■ Data provided ■
-*-*-

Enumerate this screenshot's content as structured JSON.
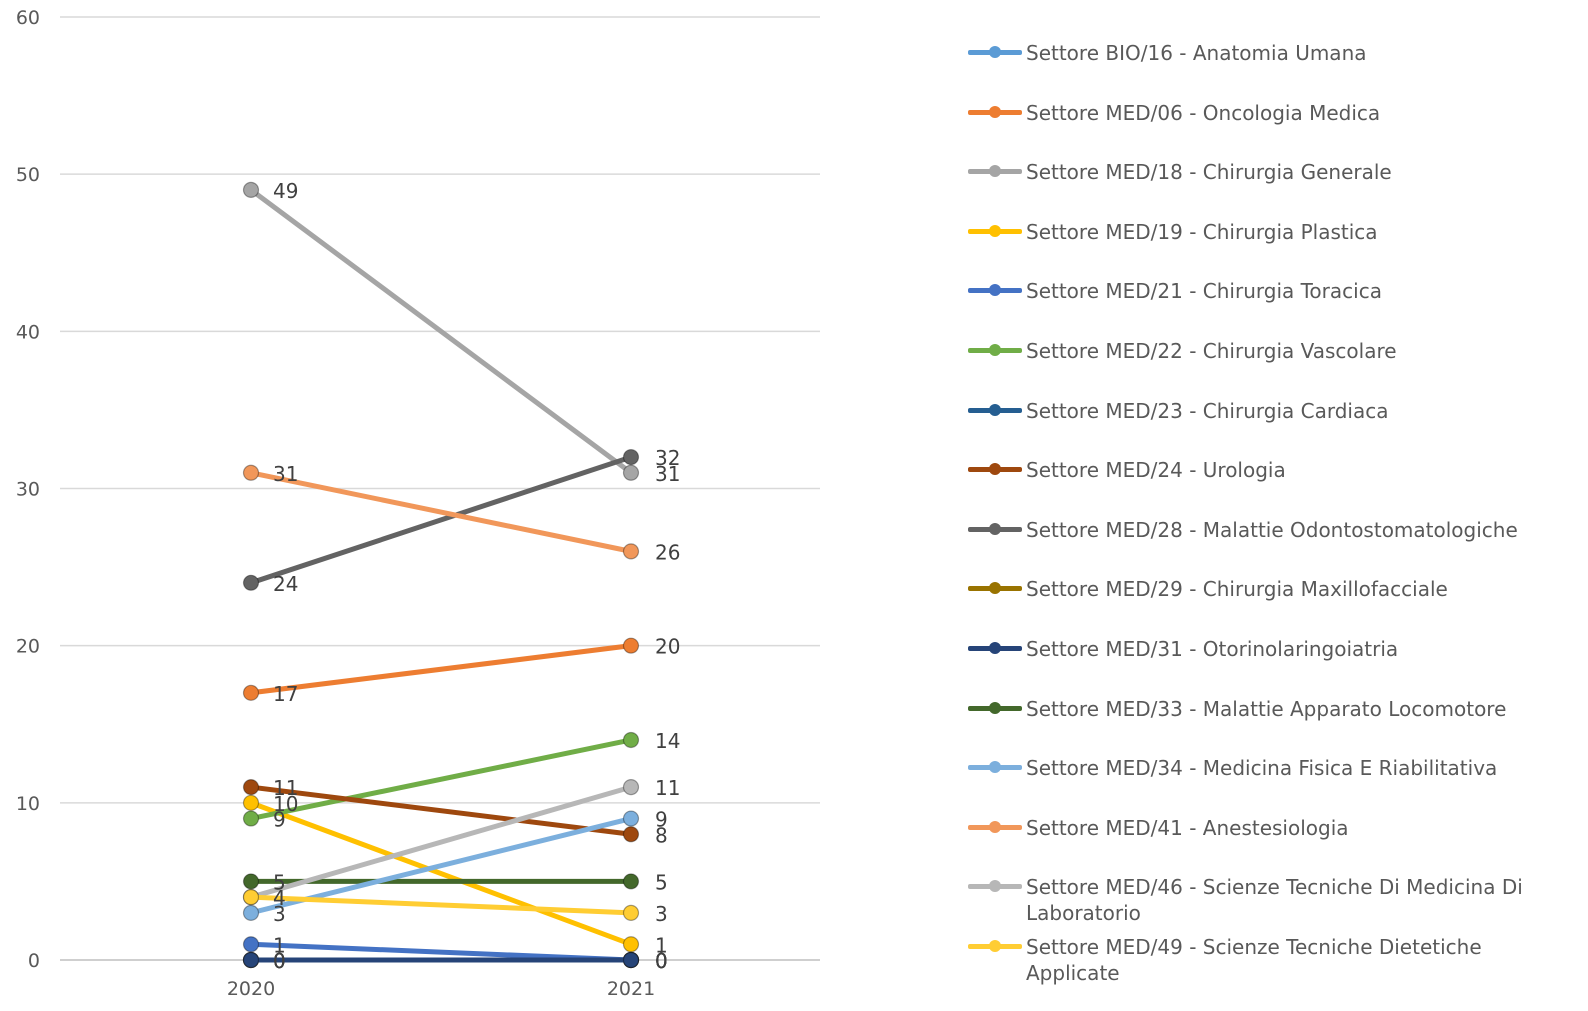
{
  "chart_data": {
    "type": "line",
    "x": [
      "2020",
      "2021"
    ],
    "ylim": [
      0,
      60
    ],
    "yticks": [
      0,
      10,
      20,
      30,
      40,
      50,
      60
    ],
    "grid": true,
    "legend_position": "right",
    "series": [
      {
        "name": "Settore BIO/16 - Anatomia Umana",
        "values": [
          0,
          0
        ],
        "color": "#5b9bd5"
      },
      {
        "name": "Settore MED/06 - Oncologia Medica",
        "values": [
          17,
          20
        ],
        "color": "#ed7d31"
      },
      {
        "name": "Settore MED/18 - Chirurgia Generale",
        "values": [
          49,
          31
        ],
        "color": "#a5a5a5"
      },
      {
        "name": "Settore MED/19 - Chirurgia Plastica",
        "values": [
          10,
          1
        ],
        "color": "#ffc000"
      },
      {
        "name": "Settore MED/21 - Chirurgia Toracica",
        "values": [
          1,
          0
        ],
        "color": "#4472c4"
      },
      {
        "name": "Settore MED/22 - Chirurgia Vascolare",
        "values": [
          9,
          14
        ],
        "color": "#70ad47"
      },
      {
        "name": "Settore MED/23 - Chirurgia Cardiaca",
        "values": [
          0,
          0
        ],
        "color": "#255e91"
      },
      {
        "name": "Settore MED/24 - Urologia",
        "values": [
          11,
          8
        ],
        "color": "#9e480e"
      },
      {
        "name": "Settore MED/28 - Malattie Odontostomatologiche",
        "values": [
          24,
          32
        ],
        "color": "#636363"
      },
      {
        "name": "Settore MED/29 - Chirurgia Maxillofacciale",
        "values": [
          0,
          0
        ],
        "color": "#997300"
      },
      {
        "name": "Settore MED/31 - Otorinolaringoiatria",
        "values": [
          0,
          0
        ],
        "color": "#264478"
      },
      {
        "name": "Settore MED/33 - Malattie Apparato Locomotore",
        "values": [
          5,
          5
        ],
        "color": "#43682b"
      },
      {
        "name": "Settore MED/34 - Medicina Fisica E Riabilitativa",
        "values": [
          3,
          9
        ],
        "color": "#7cafdd"
      },
      {
        "name": "Settore MED/41 - Anestesiologia",
        "values": [
          31,
          26
        ],
        "color": "#f1975a"
      },
      {
        "name": "Settore MED/46 - Scienze Tecniche Di Medicina Di Laboratorio",
        "values": [
          4,
          11
        ],
        "color": "#b7b7b7"
      },
      {
        "name": "Settore MED/49 - Scienze Tecniche Dietetiche Applicate",
        "values": [
          4,
          3
        ],
        "color": "#ffcd33"
      }
    ]
  }
}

-*-*-

■ Task directions ■
Every entry above should be duplicated exactly. Do not include the images.

■ In response ■
Enumerate this screenshot's content as structured JSON.
{
  "chart_data": {
    "type": "line",
    "x": [
      "2020",
      "2021"
    ],
    "ylim": [
      0,
      60
    ],
    "yticks": [
      0,
      10,
      20,
      30,
      40,
      50,
      60
    ],
    "grid": true,
    "legend_position": "right",
    "series": [
      {
        "name": "Settore BIO/16 - Anatomia Umana",
        "values": [
          0,
          0
        ],
        "color": "#5b9bd5"
      },
      {
        "name": "Settore MED/06 - Oncologia Medica",
        "values": [
          17,
          20
        ],
        "color": "#ed7d31"
      },
      {
        "name": "Settore MED/18 - Chirurgia Generale",
        "values": [
          49,
          31
        ],
        "color": "#a5a5a5"
      },
      {
        "name": "Settore MED/19 - Chirurgia Plastica",
        "values": [
          10,
          1
        ],
        "color": "#ffc000"
      },
      {
        "name": "Settore MED/21 - Chirurgia Toracica",
        "values": [
          1,
          0
        ],
        "color": "#4472c4"
      },
      {
        "name": "Settore MED/22 - Chirurgia Vascolare",
        "values": [
          9,
          14
        ],
        "color": "#70ad47"
      },
      {
        "name": "Settore MED/23 - Chirurgia Cardiaca",
        "values": [
          0,
          0
        ],
        "color": "#255e91"
      },
      {
        "name": "Settore MED/24 - Urologia",
        "values": [
          11,
          8
        ],
        "color": "#9e480e"
      },
      {
        "name": "Settore MED/28 - Malattie Odontostomatologiche",
        "values": [
          24,
          32
        ],
        "color": "#636363"
      },
      {
        "name": "Settore MED/29 - Chirurgia Maxillofacciale",
        "values": [
          0,
          0
        ],
        "color": "#997300"
      },
      {
        "name": "Settore MED/31 - Otorinolaringoiatria",
        "values": [
          0,
          0
        ],
        "color": "#264478"
      },
      {
        "name": "Settore MED/33 - Malattie Apparato Locomotore",
        "values": [
          5,
          5
        ],
        "color": "#43682b"
      },
      {
        "name": "Settore MED/34 - Medicina Fisica E Riabilitativa",
        "values": [
          3,
          9
        ],
        "color": "#7cafdd"
      },
      {
        "name": "Settore MED/41 - Anestesiologia",
        "values": [
          31,
          26
        ],
        "color": "#f1975a"
      },
      {
        "name": "Settore MED/46 - Scienze Tecniche Di Medicina Di Laboratorio",
        "values": [
          4,
          11
        ],
        "color": "#b7b7b7"
      },
      {
        "name": "Settore MED/49 - Scienze Tecniche Dietetiche Applicate",
        "values": [
          4,
          3
        ],
        "color": "#ffcd33"
      }
    ]
  }
}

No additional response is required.